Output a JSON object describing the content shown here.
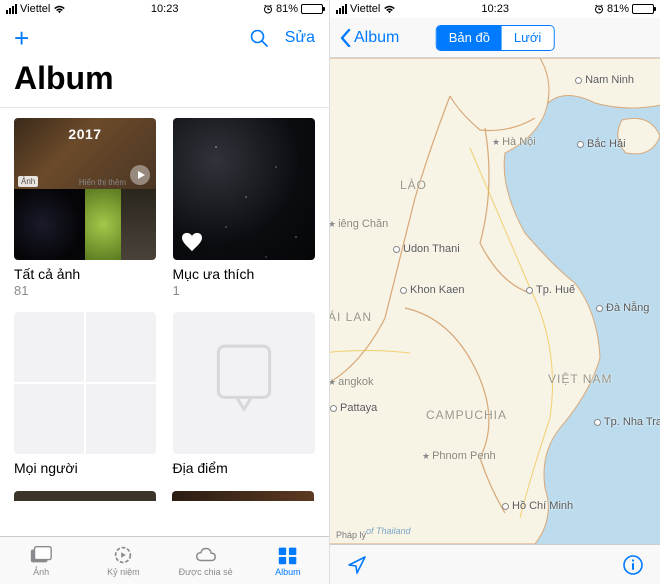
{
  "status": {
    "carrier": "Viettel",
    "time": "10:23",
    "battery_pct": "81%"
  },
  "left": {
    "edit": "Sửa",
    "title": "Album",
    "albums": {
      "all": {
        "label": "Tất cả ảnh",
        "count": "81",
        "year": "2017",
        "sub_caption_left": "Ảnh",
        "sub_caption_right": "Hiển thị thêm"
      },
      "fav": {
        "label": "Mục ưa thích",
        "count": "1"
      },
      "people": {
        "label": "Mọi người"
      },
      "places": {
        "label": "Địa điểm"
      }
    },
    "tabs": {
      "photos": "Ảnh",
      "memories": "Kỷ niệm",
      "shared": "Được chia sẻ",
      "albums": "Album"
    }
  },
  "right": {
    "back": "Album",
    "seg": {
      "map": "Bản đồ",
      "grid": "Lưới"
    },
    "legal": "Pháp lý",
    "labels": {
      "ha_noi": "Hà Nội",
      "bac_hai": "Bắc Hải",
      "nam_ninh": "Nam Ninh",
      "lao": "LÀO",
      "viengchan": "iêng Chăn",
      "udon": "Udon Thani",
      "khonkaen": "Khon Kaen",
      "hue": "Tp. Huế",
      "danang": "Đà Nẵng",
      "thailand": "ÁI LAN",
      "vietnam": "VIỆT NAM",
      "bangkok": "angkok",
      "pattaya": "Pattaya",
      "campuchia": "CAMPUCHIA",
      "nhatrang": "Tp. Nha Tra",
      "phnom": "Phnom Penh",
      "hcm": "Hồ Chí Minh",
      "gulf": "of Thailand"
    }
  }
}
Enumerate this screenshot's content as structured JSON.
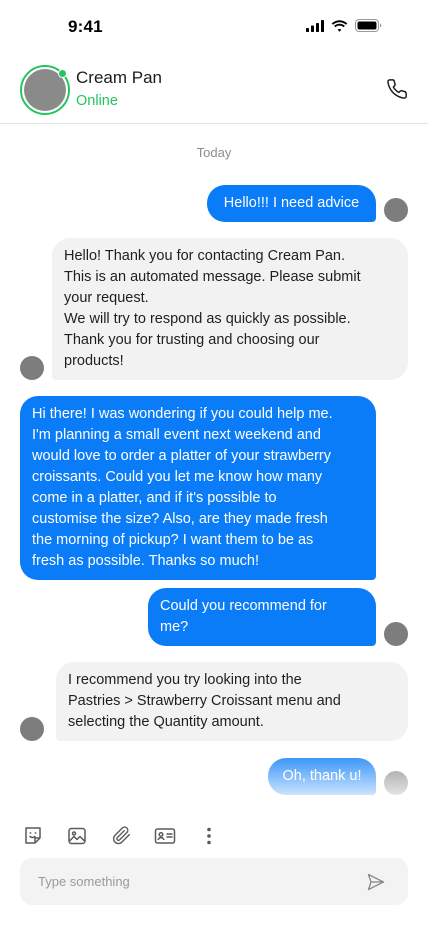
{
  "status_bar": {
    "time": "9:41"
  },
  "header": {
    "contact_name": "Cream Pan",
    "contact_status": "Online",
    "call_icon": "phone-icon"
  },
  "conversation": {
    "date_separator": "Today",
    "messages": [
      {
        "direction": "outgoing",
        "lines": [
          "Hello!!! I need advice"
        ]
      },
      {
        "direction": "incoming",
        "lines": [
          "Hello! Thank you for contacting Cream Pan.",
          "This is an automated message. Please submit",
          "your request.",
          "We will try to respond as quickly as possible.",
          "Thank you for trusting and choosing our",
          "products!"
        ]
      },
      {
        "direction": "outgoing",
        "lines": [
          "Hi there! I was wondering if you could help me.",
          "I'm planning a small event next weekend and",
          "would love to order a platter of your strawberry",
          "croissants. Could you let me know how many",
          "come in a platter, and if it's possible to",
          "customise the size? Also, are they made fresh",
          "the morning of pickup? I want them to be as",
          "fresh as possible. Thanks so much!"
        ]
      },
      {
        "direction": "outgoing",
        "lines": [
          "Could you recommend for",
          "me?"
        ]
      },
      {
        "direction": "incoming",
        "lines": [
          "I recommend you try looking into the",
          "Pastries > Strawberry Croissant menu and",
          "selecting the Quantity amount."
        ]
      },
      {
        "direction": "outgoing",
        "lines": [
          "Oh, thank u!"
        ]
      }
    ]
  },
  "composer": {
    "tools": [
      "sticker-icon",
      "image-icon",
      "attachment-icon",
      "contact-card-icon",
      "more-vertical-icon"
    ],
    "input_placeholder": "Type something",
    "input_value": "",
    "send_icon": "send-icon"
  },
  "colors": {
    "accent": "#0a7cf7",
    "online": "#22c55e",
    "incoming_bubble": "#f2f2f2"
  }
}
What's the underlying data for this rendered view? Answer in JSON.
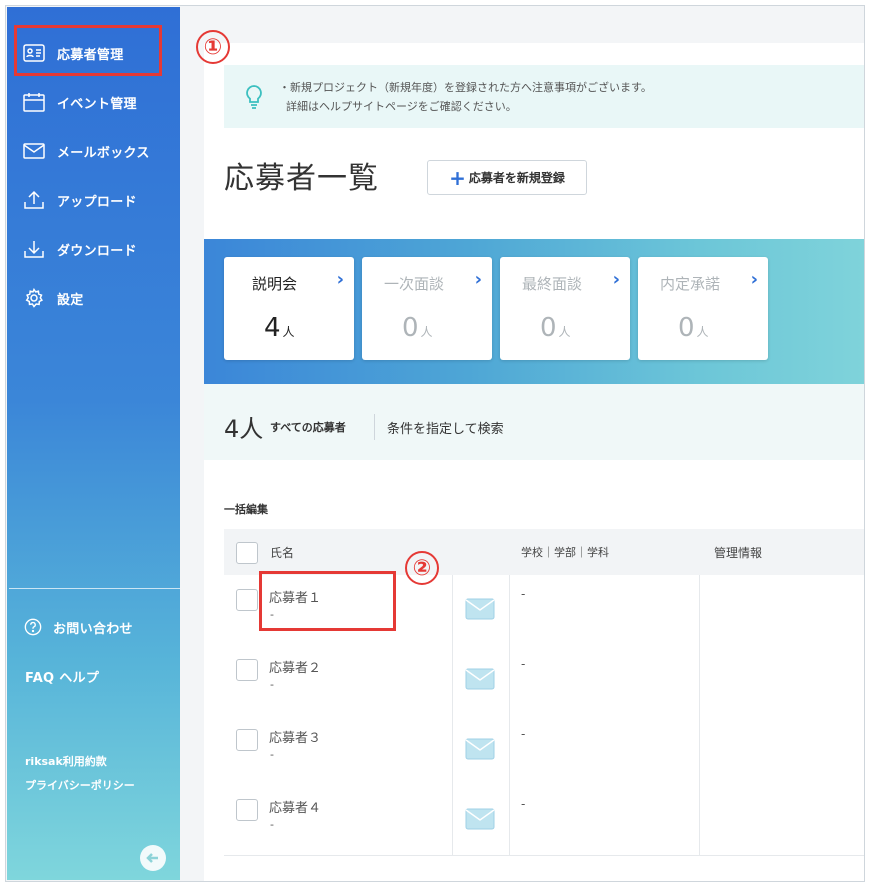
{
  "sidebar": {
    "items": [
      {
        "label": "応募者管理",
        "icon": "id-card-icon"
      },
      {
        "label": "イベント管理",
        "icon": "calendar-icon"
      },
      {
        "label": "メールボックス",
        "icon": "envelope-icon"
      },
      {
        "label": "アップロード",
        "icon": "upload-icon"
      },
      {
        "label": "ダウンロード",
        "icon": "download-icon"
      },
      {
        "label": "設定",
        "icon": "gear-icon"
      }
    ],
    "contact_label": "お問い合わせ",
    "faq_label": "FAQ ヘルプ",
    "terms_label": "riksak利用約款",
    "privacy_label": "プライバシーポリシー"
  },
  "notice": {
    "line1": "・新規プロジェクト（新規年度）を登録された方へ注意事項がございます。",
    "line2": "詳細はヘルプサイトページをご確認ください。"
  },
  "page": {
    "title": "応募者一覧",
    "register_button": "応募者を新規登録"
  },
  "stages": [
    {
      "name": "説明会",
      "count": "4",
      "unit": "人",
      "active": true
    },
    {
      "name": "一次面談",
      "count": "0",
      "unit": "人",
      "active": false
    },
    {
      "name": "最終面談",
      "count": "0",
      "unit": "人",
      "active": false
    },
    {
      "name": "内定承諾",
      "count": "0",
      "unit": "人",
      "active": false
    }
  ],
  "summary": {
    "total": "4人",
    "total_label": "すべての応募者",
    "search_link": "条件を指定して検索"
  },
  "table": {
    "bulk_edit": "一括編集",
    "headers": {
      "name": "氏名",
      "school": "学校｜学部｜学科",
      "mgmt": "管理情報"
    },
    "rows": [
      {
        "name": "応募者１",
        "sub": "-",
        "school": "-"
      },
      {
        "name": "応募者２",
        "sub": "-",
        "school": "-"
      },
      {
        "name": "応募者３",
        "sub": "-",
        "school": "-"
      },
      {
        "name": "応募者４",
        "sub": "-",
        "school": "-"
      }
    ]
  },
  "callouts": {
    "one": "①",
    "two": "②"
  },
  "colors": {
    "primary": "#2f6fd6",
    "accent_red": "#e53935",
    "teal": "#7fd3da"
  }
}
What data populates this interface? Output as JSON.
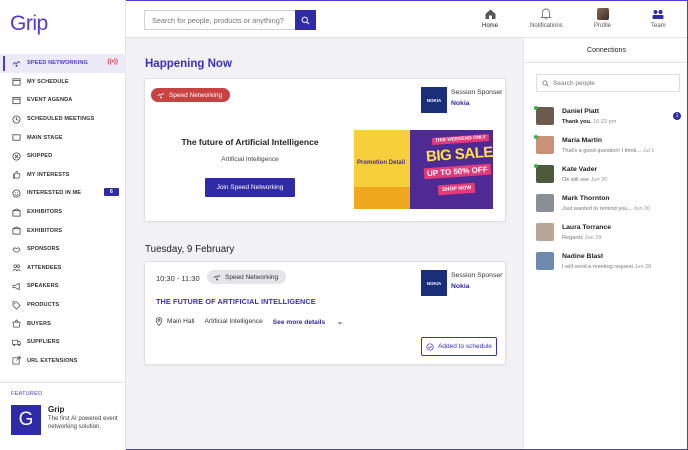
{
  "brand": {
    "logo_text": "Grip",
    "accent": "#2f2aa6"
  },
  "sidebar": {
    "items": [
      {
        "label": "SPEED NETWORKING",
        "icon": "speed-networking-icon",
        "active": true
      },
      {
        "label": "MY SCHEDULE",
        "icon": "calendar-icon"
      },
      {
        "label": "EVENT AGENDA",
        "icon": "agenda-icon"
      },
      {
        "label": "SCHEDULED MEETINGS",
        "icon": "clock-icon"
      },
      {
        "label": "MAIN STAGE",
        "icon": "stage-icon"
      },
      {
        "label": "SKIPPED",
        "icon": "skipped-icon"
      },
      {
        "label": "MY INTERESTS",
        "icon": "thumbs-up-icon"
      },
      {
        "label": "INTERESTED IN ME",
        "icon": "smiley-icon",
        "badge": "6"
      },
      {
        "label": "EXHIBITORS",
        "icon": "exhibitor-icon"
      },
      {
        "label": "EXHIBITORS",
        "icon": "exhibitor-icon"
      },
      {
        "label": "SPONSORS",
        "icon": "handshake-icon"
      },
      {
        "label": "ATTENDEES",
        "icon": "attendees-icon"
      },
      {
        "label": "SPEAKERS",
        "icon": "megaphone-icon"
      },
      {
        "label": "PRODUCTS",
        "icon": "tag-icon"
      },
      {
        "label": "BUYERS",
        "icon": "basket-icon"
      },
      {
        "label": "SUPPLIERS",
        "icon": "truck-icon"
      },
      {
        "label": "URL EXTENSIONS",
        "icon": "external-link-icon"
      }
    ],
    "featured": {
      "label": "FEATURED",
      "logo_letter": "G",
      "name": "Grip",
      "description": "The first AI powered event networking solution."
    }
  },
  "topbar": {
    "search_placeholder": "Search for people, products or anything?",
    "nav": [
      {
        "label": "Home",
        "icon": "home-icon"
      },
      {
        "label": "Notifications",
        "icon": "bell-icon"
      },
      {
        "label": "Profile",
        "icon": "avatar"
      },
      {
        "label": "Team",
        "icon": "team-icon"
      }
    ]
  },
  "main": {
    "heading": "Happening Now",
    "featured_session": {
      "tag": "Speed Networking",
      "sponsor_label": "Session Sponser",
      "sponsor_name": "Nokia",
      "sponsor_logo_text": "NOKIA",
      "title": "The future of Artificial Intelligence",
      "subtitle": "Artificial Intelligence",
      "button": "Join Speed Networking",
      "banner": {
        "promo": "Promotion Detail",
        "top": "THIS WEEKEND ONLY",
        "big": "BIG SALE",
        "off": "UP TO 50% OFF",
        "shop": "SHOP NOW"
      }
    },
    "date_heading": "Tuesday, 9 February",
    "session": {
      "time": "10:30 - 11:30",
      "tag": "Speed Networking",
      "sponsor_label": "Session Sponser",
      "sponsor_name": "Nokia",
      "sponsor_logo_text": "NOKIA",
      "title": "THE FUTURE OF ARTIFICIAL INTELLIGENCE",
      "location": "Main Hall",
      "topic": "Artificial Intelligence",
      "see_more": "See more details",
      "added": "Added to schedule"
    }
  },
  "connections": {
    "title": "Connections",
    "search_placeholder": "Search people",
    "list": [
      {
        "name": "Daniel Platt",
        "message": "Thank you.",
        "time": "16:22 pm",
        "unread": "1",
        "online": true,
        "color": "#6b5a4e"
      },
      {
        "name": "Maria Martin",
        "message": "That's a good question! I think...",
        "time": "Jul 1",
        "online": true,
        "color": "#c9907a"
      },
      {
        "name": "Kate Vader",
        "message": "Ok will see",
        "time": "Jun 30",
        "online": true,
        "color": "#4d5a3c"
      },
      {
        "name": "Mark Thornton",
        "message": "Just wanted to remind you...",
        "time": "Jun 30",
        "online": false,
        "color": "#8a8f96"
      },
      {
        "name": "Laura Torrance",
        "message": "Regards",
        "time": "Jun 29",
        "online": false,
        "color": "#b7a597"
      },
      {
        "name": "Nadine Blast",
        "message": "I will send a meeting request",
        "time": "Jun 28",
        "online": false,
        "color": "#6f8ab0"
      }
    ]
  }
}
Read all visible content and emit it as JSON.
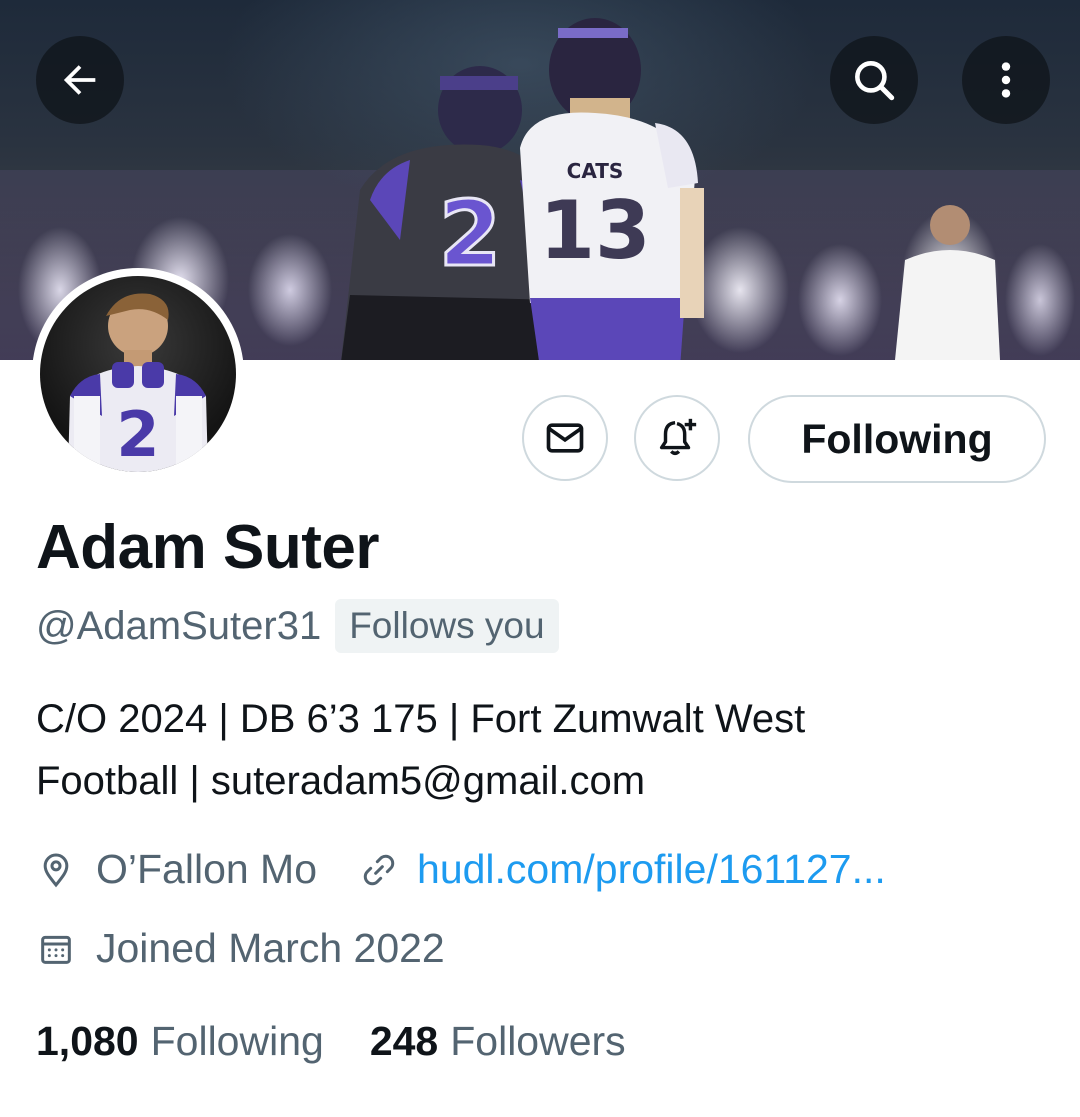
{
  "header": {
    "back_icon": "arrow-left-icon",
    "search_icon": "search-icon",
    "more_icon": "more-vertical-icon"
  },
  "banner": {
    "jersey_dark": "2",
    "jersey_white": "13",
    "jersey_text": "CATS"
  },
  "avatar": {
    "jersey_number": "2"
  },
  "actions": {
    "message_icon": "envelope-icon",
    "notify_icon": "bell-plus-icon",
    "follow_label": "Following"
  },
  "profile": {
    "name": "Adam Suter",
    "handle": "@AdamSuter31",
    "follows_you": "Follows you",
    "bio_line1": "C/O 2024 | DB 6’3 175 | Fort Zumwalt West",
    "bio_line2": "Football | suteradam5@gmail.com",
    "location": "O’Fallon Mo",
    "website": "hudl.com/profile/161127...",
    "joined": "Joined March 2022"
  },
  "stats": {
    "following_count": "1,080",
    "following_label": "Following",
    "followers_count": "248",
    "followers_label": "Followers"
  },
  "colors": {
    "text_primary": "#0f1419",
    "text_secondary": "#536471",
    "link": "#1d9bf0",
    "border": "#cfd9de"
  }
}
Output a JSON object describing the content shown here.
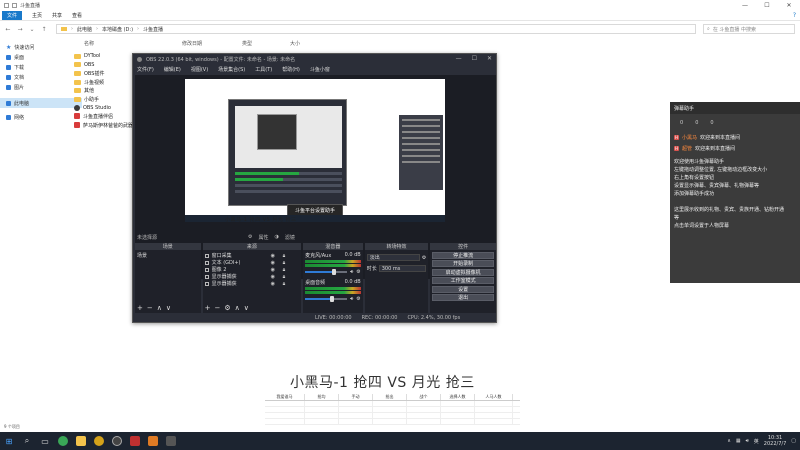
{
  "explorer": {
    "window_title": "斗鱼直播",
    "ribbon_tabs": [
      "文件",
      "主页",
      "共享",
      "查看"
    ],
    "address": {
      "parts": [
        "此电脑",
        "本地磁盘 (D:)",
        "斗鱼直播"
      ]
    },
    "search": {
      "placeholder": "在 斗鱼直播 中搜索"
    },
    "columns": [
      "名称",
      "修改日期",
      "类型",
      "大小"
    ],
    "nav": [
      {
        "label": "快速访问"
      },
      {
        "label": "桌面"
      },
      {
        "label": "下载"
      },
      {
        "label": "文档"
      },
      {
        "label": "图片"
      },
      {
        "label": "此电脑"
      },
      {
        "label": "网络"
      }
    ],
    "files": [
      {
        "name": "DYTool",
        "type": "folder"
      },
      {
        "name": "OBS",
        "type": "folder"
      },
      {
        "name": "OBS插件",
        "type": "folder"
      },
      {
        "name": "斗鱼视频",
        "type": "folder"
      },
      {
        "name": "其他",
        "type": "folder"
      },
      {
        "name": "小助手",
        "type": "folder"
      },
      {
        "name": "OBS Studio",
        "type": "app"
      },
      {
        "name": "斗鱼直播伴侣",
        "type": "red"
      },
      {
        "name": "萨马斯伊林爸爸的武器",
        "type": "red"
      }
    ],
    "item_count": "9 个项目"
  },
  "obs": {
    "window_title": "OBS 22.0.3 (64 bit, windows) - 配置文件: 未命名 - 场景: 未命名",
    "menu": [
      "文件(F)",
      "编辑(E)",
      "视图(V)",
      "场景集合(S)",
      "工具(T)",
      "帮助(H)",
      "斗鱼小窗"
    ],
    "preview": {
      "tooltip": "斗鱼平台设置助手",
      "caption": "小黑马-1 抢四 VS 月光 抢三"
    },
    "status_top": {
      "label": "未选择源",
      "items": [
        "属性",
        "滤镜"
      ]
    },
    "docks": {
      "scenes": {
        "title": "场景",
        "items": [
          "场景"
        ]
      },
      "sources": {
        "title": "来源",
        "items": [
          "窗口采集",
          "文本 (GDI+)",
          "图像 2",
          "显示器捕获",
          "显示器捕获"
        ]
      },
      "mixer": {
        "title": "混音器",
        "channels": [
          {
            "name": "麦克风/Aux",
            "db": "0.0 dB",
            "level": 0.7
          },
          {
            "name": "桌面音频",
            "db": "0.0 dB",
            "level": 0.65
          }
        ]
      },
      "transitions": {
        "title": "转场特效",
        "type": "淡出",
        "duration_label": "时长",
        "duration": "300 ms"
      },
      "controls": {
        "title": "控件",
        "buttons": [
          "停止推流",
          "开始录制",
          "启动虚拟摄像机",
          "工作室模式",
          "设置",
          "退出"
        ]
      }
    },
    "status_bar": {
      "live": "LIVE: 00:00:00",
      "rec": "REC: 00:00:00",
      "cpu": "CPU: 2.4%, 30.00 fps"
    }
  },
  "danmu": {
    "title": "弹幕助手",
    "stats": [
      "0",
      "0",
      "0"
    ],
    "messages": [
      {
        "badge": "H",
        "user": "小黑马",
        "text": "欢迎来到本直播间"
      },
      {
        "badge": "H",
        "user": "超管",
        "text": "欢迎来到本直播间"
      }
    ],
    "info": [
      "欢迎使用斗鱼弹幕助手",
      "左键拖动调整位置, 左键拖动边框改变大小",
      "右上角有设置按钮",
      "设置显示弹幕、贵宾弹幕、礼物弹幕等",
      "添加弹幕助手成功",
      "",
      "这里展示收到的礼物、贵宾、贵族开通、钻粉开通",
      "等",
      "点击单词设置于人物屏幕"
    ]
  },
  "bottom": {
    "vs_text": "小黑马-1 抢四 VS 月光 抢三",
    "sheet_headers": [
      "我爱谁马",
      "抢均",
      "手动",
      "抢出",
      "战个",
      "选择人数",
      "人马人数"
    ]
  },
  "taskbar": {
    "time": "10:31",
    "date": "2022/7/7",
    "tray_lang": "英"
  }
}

........

## Objective
Gather up, from the records above, each line where the word "more" appears.

## Answer to this problem
      "more-vertical-icon"
      "see_more": "See more details",
    "more_icon": "more-vertical-icon"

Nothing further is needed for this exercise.